Task:
With the pictures left out, copy the listing below exactly.

Items from a dataset
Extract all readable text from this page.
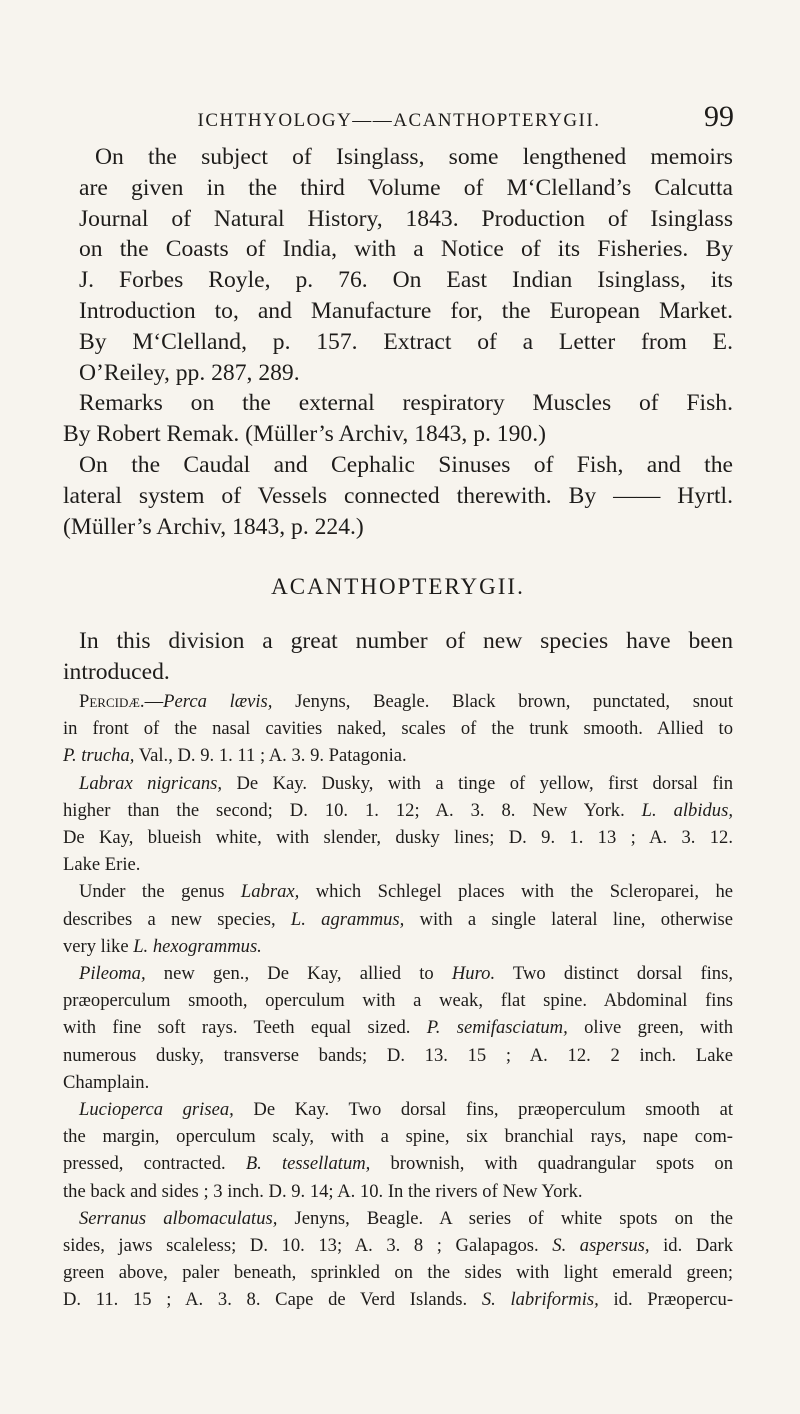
ICHTHYOLOGY——ACANTHOPTERYGII.	99
On the subject of Isinglass, some lengthened memoirs
are given in the third Volume of M‘Clelland’s Calcutta
Journal of Natural History, 1843. Production of Isinglass
on the Coasts of India, with a Notice of its Fisheries. By
J. Forbes Royle, p. 76. On East Indian Isinglass, its
Introduction to, and Manufacture for, the European Market.
By M‘Clelland, p. 157. Extract of a Letter from E.
O’Reiley, pp. 287, 289.
Remarks on the external respiratory Muscles of Fish.
By Robert Remak. (Müller’s Archiv, 1843, p. 190.)
On the Caudal and Cephalic Sinuses of Fish, and the
lateral system of Vessels connected therewith. By —— Hyrtl.
(Müller’s Archiv, 1843, p. 224.)
ACANTHOPTERYGII.
In this division a great number of new species have been
introduced.
Percidæ.—Perca lævis, Jenyns, Beagle. Black brown, punctated, snout
in front of the nasal cavities naked, scales of the trunk smooth. Allied to
P. trucha, Val., D. 9. 1. 11 ; A. 3. 9. Patagonia.
Labrax nigricans, De Kay. Dusky, with a tinge of yellow, first dorsal fin
higher than the second; D. 10. 1. 12; A. 3. 8. New York. L. albidus,
De Kay, blueish white, with slender, dusky lines; D. 9. 1. 13 ; A. 3. 12.
Lake Erie.
Under the genus Labrax, which Schlegel places with the Scleroparei, he
describes a new species, L. agrammus, with a single lateral line, otherwise
very like L. hexogrammus.
Pileoma, new gen., De Kay, allied to Huro. Two distinct dorsal fins,
præoperculum smooth, operculum with a weak, flat spine. Abdominal fins
with fine soft rays. Teeth equal sized. P. semifasciatum, olive green, with
numerous dusky, transverse bands; D. 13. 15 ; A. 12. 2 inch. Lake
Champlain.
Lucioperca grisea, De Kay. Two dorsal fins, præoperculum smooth at
the margin, operculum scaly, with a spine, six branchial rays, nape com-
pressed, contracted. B. tessellatum, brownish, with quadrangular spots on
the back and sides ; 3 inch. D. 9. 14; A. 10. In the rivers of New York.
Serranus albomaculatus, Jenyns, Beagle. A series of white spots on the
sides, jaws scaleless; D. 10. 13; A. 3. 8 ; Galapagos. S. aspersus, id. Dark
green above, paler beneath, sprinkled on the sides with light emerald green;
D. 11. 15 ; A. 3. 8. Cape de Verd Islands. S. labriformis, id. Præopercu-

Result of the exercise:
Extract all readable text from this page.
ICHTHYOLOGY——ACANTHOPTERYGII.	99
On the subject of Isinglass, some lengthened memoirs
are given in the third Volume of M‘Clelland’s Calcutta
Journal of Natural History, 1843. Production of Isinglass
on the Coasts of India, with a Notice of its Fisheries. By
J. Forbes Royle, p. 76. On East Indian Isinglass, its
Introduction to, and Manufacture for, the European Market.
By M‘Clelland, p. 157. Extract of a Letter from E.
O’Reiley, pp. 287, 289.
Remarks on the external respiratory Muscles of Fish.
By Robert Remak. (Müller’s Archiv, 1843, p. 190.)
On the Caudal and Cephalic Sinuses of Fish, and the
lateral system of Vessels connected therewith. By —— Hyrtl.
(Müller’s Archiv, 1843, p. 224.)
ACANTHOPTERYGII.
In this division a great number of new species have been
introduced.
Percidæ.—Perca lævis, Jenyns, Beagle. Black brown, punctated, snout
in front of the nasal cavities naked, scales of the trunk smooth. Allied to
P. trucha, Val., D. 9. 1. 11 ; A. 3. 9. Patagonia.
Labrax nigricans, De Kay. Dusky, with a tinge of yellow, first dorsal fin
higher than the second; D. 10. 1. 12; A. 3. 8. New York. L. albidus,
De Kay, blueish white, with slender, dusky lines; D. 9. 1. 13 ; A. 3. 12.
Lake Erie.
Under the genus Labrax, which Schlegel places with the Scleroparei, he
describes a new species, L. agrammus, with a single lateral line, otherwise
very like L. hexogrammus.
Pileoma, new gen., De Kay, allied to Huro. Two distinct dorsal fins,
præoperculum smooth, operculum with a weak, flat spine. Abdominal fins
with fine soft rays. Teeth equal sized. P. semifasciatum, olive green, with
numerous dusky, transverse bands; D. 13. 15 ; A. 12. 2 inch. Lake
Champlain.
Lucioperca grisea, De Kay. Two dorsal fins, præoperculum smooth at
the margin, operculum scaly, with a spine, six branchial rays, nape com-
pressed, contracted. B. tessellatum, brownish, with quadrangular spots on
the back and sides ; 3 inch. D. 9. 14; A. 10. In the rivers of New York.
Serranus albomaculatus, Jenyns, Beagle. A series of white spots on the
sides, jaws scaleless; D. 10. 13; A. 3. 8 ; Galapagos. S. aspersus, id. Dark
green above, paler beneath, sprinkled on the sides with light emerald green;
D. 11. 15 ; A. 3. 8. Cape de Verd Islands. S. labriformis, id. Præopercu-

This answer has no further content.